Stored data entries
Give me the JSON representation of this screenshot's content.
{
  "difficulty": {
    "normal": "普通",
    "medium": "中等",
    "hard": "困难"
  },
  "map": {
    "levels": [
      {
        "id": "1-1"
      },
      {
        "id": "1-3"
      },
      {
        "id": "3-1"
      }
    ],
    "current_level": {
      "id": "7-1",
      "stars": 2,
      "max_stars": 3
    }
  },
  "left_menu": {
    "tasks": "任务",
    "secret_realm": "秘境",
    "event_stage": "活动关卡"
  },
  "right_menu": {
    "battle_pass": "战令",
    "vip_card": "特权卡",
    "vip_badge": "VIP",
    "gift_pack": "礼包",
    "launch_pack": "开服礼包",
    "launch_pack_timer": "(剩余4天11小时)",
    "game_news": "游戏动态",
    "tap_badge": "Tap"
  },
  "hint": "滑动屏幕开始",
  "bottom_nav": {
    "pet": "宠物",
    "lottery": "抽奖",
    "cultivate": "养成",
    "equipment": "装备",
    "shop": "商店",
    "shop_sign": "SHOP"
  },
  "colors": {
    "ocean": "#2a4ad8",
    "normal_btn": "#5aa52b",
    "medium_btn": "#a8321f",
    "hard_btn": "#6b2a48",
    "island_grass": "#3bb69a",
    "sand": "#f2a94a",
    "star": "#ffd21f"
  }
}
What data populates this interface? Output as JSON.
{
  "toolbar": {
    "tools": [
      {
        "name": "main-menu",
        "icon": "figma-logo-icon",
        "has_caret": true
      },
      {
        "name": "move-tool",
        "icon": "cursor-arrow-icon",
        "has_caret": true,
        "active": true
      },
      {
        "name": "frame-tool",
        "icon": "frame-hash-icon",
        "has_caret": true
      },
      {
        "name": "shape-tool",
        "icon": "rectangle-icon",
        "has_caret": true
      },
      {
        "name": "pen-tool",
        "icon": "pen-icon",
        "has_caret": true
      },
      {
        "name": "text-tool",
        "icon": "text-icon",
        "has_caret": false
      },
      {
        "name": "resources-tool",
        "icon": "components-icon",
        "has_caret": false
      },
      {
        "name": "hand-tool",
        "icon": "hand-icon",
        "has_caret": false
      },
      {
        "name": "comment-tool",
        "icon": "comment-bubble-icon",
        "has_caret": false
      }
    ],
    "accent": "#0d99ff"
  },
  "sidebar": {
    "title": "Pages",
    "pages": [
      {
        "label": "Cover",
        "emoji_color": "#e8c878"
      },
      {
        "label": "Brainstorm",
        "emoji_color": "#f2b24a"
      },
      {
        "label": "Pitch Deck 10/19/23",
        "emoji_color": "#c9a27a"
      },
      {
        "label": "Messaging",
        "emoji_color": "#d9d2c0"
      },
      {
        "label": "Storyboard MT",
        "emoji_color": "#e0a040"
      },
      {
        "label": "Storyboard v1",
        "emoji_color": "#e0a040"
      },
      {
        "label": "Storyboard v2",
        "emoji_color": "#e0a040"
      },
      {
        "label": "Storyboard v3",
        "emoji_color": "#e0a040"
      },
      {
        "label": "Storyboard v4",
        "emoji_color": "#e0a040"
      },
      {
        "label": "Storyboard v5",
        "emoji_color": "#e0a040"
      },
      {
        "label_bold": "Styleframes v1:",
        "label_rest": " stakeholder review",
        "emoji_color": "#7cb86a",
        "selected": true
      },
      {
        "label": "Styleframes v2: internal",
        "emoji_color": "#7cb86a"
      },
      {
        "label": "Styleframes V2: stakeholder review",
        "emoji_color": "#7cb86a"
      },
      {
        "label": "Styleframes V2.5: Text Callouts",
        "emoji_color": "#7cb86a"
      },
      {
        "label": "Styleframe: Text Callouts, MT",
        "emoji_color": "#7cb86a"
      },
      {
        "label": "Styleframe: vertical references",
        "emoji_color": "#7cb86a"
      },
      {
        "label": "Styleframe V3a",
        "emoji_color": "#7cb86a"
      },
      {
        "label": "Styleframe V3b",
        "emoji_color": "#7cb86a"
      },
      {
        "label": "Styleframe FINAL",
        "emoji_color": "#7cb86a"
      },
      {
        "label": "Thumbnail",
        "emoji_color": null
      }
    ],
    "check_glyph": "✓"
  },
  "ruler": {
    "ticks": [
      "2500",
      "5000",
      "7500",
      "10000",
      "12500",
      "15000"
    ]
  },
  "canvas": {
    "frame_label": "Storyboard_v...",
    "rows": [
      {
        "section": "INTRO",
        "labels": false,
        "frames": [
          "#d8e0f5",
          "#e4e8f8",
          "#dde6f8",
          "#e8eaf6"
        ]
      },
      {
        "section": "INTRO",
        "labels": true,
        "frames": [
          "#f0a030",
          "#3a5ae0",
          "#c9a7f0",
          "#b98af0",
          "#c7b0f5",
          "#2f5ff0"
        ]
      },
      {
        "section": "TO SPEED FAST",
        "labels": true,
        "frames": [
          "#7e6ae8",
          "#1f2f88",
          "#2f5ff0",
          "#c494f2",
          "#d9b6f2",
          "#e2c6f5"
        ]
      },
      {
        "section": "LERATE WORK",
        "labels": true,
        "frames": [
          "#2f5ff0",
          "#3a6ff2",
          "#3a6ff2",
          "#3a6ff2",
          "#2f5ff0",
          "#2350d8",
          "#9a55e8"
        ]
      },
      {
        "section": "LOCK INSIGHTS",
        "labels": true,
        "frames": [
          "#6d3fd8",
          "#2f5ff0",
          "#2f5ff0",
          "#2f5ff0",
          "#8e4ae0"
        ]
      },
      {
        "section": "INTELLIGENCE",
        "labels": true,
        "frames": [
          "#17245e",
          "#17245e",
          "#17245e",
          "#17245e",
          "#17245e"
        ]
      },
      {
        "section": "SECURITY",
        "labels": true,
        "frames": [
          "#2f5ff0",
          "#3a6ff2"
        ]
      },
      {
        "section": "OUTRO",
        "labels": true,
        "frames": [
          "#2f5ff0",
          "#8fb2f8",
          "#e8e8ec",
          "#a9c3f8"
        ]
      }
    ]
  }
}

WHAT YOU SHOULD DO: Search the records for the word "review". Copy every line that has it.

CORRECT RESPONSE:
        "label_rest": " stakeholder review",
        "label": "Styleframes V2: stakeholder review",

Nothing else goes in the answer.